··· Text provided

This is a theme that I was articulating when designing BG’s Hive architecture. There’s a tension between ‘Thing Makers’ and ‘IoT Service providers’. To the former features drive sales, to the latter, device features mostly make the individual sensors/actuators harder to manage.

I don’t like the term ‘Digital Twin’ as used in industrial IoT, but I’m coming to think of it as a useful concept (at least in marketing terms) to help communicate the vision of monitoring / controlling the lived environment to the benefit of its occupants. Unfortunately, as you note, this moves the sales driver away from Thing Makers, which they’re likely to push back against.

However, much like the way that computers moved from proprietary to open standards as the realisation dawned that one firm can’t deliver all value propositions, I’m hopeful that the key systems usecases, including the abstraction of useful monitoring/control models will emerge.

I fully agree with this. The people in control of Matter are aimed at one thing “Google/Alexa/Siri turn the light off”. Currently they don’t seem to care about any other aspects of the smart home. Matter in its current state is a downgrade from my Insteon system. A good example of this is skipping scenes support in Matter 1.0. Once you own a good smart home system you will understand that scenes are an essential part of it. But no scenes for Matter in 1.0.

Another huge problem with Matter 1.0 is that they don’t want to deal with switches on your wall. Everyone is so focused on “Google/Alexa/Siri turn the light off” it is like they have assumed people don’t use wall switches anymore. Personally I still use wall switches a LOT!

Another very customer unfriendly design decision — there is not “Replace Device” ability. If a device dies and you buy a new identical one you can’t just poke a “Replace Device” button in an app and have it assume the role of the dead device. Instead you have set it up all over again on each fabric. Related to this, there is not way to backup and restore all of your device settings.

Smart homes have been around 50 years. There was a point that any smart home item had a two dial code system developed by X10. They all worked together. You had to be locally present to interact, at least connected to the same local transformer. You had bulbs, plugs, switches, outlets and sensors. Z-wave came along and you still had the same bulbs, plugs, switches, outlets and Sensors. Same as Zigbee. All these protocols have interoperability built into the protocol even if not into the new app based controllers of the last 10 years.

······
··· Data excerpts

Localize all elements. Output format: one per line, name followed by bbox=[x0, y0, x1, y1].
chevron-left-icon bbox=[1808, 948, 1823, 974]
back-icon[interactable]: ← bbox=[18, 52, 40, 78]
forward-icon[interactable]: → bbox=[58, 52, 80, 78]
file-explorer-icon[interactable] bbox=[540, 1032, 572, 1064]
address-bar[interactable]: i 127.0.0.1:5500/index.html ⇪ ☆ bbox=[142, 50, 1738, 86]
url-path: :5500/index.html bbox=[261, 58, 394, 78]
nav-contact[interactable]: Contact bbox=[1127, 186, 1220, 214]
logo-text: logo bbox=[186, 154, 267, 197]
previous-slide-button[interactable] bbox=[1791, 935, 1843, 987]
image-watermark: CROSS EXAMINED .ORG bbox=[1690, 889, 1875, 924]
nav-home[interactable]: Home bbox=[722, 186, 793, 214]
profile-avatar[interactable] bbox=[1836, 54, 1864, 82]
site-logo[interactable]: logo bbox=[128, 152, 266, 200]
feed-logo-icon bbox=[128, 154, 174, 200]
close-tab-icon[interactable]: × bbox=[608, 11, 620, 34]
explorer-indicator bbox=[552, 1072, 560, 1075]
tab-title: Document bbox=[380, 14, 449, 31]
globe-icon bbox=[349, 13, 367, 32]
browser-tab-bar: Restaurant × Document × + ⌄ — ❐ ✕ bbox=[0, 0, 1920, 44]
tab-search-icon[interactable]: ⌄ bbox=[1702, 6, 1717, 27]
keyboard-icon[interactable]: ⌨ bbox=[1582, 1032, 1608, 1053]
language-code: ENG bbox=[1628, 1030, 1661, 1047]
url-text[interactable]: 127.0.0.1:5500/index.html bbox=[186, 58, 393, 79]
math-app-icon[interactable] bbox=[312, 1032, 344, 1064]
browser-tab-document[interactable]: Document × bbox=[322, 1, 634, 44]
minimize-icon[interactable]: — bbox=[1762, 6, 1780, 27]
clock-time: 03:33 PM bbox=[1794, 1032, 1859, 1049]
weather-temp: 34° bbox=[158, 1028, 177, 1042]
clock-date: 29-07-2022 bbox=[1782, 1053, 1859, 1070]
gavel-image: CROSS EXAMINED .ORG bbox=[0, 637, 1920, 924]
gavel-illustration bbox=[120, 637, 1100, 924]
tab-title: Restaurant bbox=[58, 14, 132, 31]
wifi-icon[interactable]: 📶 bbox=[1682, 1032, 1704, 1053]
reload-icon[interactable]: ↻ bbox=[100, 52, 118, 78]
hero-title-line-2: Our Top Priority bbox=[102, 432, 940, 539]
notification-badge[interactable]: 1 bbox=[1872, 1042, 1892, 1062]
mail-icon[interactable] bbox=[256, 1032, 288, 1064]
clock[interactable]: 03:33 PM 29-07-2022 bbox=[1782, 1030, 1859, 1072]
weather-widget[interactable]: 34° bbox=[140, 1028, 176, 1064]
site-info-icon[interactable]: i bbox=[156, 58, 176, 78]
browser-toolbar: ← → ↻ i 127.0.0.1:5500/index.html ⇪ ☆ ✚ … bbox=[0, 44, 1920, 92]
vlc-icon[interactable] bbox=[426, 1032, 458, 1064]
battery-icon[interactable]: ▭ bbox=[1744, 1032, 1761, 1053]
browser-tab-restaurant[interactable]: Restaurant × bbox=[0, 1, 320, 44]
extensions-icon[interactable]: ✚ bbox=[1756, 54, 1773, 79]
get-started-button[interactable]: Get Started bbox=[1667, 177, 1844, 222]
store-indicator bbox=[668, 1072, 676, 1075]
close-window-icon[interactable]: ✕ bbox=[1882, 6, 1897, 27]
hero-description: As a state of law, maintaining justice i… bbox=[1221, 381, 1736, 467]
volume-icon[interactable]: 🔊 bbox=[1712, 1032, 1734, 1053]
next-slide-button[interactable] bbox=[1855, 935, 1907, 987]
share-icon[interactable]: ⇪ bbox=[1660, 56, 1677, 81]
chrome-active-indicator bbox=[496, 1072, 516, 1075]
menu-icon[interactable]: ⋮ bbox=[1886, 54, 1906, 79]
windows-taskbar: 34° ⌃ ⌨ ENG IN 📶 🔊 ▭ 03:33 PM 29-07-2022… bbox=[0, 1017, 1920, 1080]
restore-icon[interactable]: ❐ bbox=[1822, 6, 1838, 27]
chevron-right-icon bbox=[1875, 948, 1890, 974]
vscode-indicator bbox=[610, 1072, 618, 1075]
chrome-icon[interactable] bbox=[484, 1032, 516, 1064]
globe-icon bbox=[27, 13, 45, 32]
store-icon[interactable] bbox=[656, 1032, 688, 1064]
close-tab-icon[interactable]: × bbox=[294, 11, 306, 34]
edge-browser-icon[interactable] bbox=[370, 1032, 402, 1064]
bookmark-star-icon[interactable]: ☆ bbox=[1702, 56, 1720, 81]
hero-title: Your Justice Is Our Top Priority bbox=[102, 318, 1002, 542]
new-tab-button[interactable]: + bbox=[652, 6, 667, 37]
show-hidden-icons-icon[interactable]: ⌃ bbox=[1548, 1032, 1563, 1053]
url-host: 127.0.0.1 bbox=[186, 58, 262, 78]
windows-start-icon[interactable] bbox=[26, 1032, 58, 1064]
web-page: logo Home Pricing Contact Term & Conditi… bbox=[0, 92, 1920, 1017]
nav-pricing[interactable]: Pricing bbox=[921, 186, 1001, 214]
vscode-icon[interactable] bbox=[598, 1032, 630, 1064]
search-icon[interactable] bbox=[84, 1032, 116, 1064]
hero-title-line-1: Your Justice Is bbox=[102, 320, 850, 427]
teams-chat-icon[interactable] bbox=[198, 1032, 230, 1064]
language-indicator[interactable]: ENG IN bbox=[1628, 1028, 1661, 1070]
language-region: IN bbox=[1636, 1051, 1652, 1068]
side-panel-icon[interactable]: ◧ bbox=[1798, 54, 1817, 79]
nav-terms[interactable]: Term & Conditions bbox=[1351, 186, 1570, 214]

······

▶ Set exercise: Quote the smart home discussion word for word, everything from "However, much like" down to "models will emerge.". This listing has no connection to the smart home discussion.

▶ Worked answer:
However, much like the way that computers moved from proprietary to open standards as the realisation dawned that one firm can’t deliver all value propositions, I’m hopeful that the key systems usecases, including the abstraction of useful monitoring/control models will emerge.